GIVEN PROBLEM: Below is a block of records; return all of them exactly, but without the images.

[Items from a figure collection]

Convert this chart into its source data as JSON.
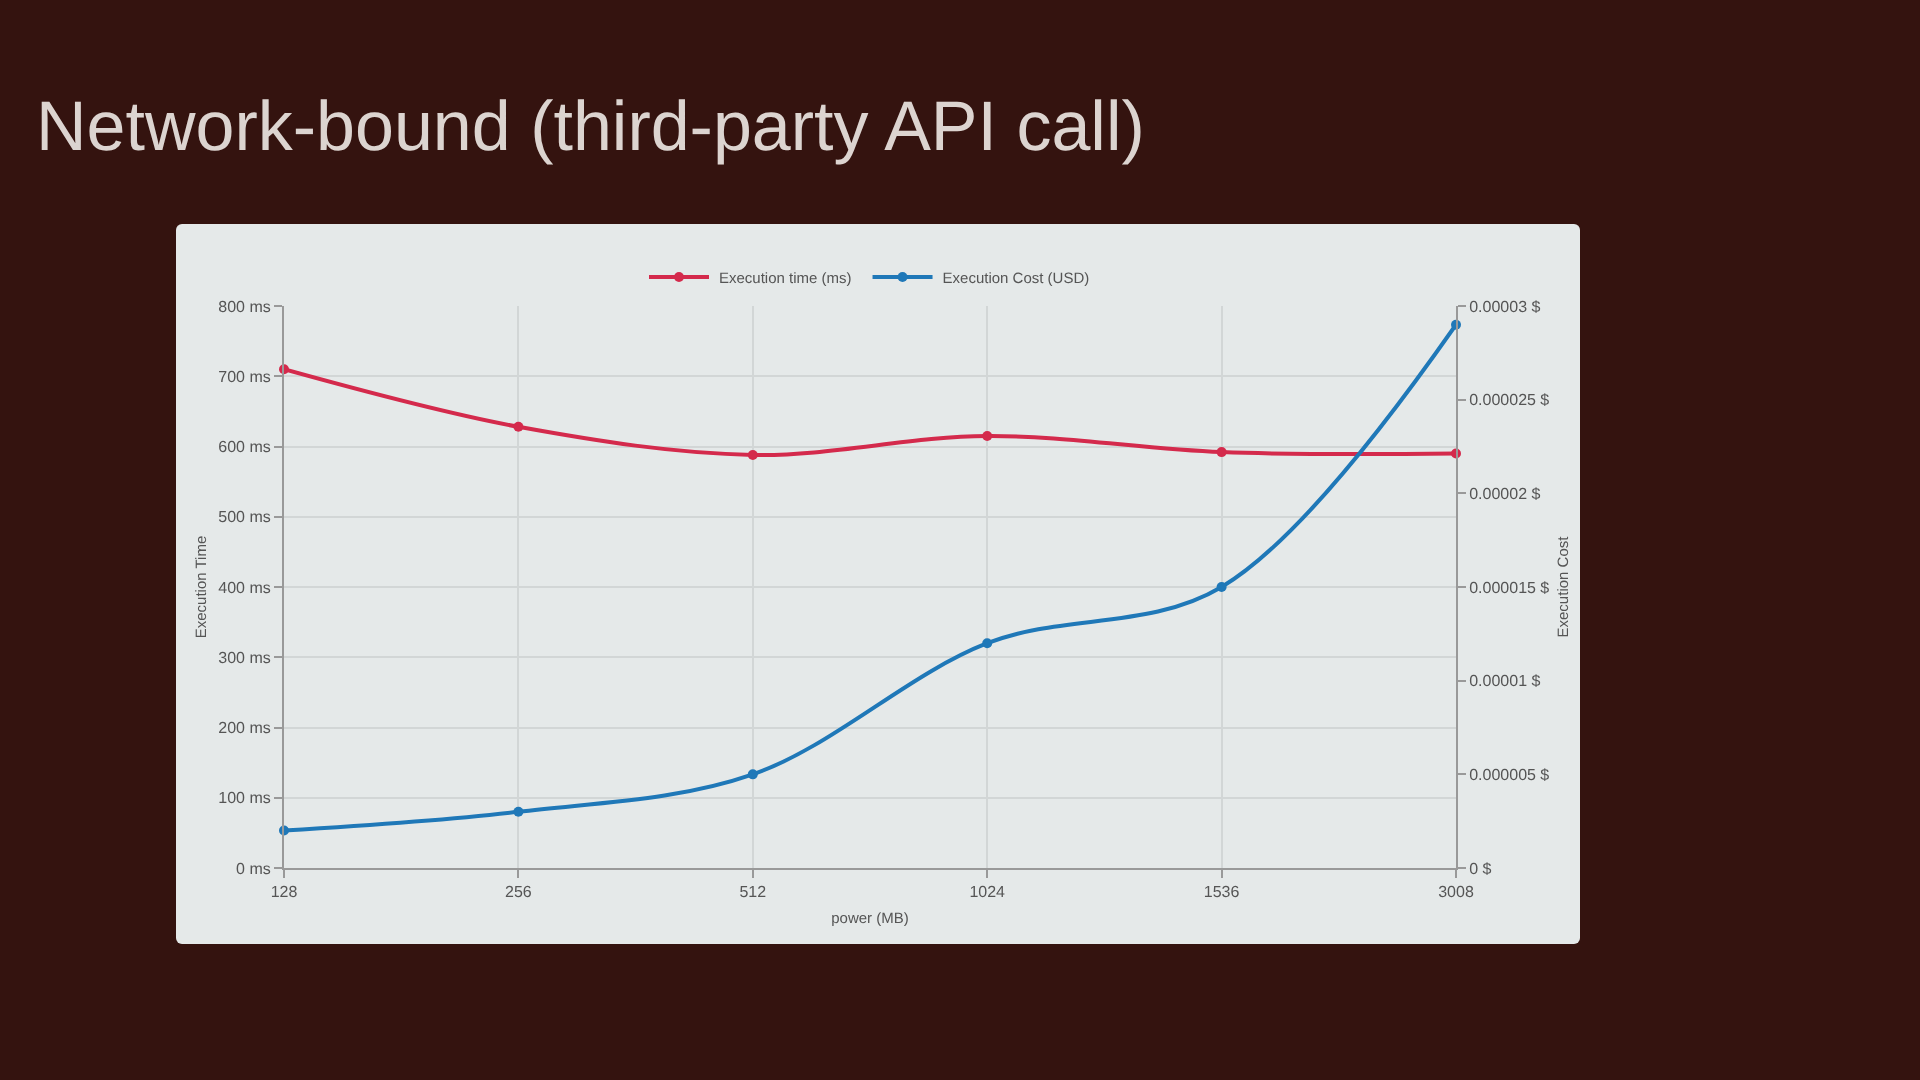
{
  "chart_data": {
    "type": "line",
    "title": "Network-bound (third-party API call)",
    "xlabel": "power (MB)",
    "ylabel": "Execution Time",
    "y2label": "Execution Cost",
    "categories": [
      "128",
      "256",
      "512",
      "1024",
      "1536",
      "3008"
    ],
    "series": [
      {
        "name": "Execution time (ms)",
        "color": "#d42a4c",
        "values": [
          710,
          628,
          588,
          615,
          592,
          590
        ]
      },
      {
        "name": "Execution Cost (USD)",
        "color": "#1f78b8",
        "axis": "y2",
        "values": [
          2e-06,
          3e-06,
          5e-06,
          1.2e-05,
          1.5e-05,
          2.9e-05
        ]
      }
    ],
    "ylim": [
      0,
      800
    ],
    "yticks": [
      {
        "value": 0,
        "label": "0 ms"
      },
      {
        "value": 100,
        "label": "100 ms"
      },
      {
        "value": 200,
        "label": "200 ms"
      },
      {
        "value": 300,
        "label": "300 ms"
      },
      {
        "value": 400,
        "label": "400 ms"
      },
      {
        "value": 500,
        "label": "500 ms"
      },
      {
        "value": 600,
        "label": "600 ms"
      },
      {
        "value": 700,
        "label": "700 ms"
      },
      {
        "value": 800,
        "label": "800 ms"
      }
    ],
    "y2lim": [
      0,
      3e-05
    ],
    "y2ticks": [
      {
        "value": 0,
        "label": "0 $"
      },
      {
        "value": 5e-06,
        "label": "0.000005 $"
      },
      {
        "value": 1e-05,
        "label": "0.00001 $"
      },
      {
        "value": 1.5e-05,
        "label": "0.000015 $"
      },
      {
        "value": 2e-05,
        "label": "0.00002 $"
      },
      {
        "value": 2.5e-05,
        "label": "0.000025 $"
      },
      {
        "value": 3e-05,
        "label": "0.00003 $"
      }
    ],
    "grid": true,
    "legend": "top",
    "marker": "circle"
  }
}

THE REPLY:
Convert this chart into its source data as JSON.
{
  "chart_data": {
    "type": "line",
    "title": "Network-bound (third-party API call)",
    "xlabel": "power (MB)",
    "ylabel": "Execution Time",
    "y2label": "Execution Cost",
    "categories": [
      "128",
      "256",
      "512",
      "1024",
      "1536",
      "3008"
    ],
    "series": [
      {
        "name": "Execution time (ms)",
        "color": "#d42a4c",
        "values": [
          710,
          628,
          588,
          615,
          592,
          590
        ]
      },
      {
        "name": "Execution Cost (USD)",
        "color": "#1f78b8",
        "axis": "y2",
        "values": [
          2e-06,
          3e-06,
          5e-06,
          1.2e-05,
          1.5e-05,
          2.9e-05
        ]
      }
    ],
    "ylim": [
      0,
      800
    ],
    "yticks": [
      {
        "value": 0,
        "label": "0 ms"
      },
      {
        "value": 100,
        "label": "100 ms"
      },
      {
        "value": 200,
        "label": "200 ms"
      },
      {
        "value": 300,
        "label": "300 ms"
      },
      {
        "value": 400,
        "label": "400 ms"
      },
      {
        "value": 500,
        "label": "500 ms"
      },
      {
        "value": 600,
        "label": "600 ms"
      },
      {
        "value": 700,
        "label": "700 ms"
      },
      {
        "value": 800,
        "label": "800 ms"
      }
    ],
    "y2lim": [
      0,
      3e-05
    ],
    "y2ticks": [
      {
        "value": 0,
        "label": "0 $"
      },
      {
        "value": 5e-06,
        "label": "0.000005 $"
      },
      {
        "value": 1e-05,
        "label": "0.00001 $"
      },
      {
        "value": 1.5e-05,
        "label": "0.000015 $"
      },
      {
        "value": 2e-05,
        "label": "0.00002 $"
      },
      {
        "value": 2.5e-05,
        "label": "0.000025 $"
      },
      {
        "value": 3e-05,
        "label": "0.00003 $"
      }
    ],
    "grid": true,
    "legend": "top",
    "marker": "circle"
  }
}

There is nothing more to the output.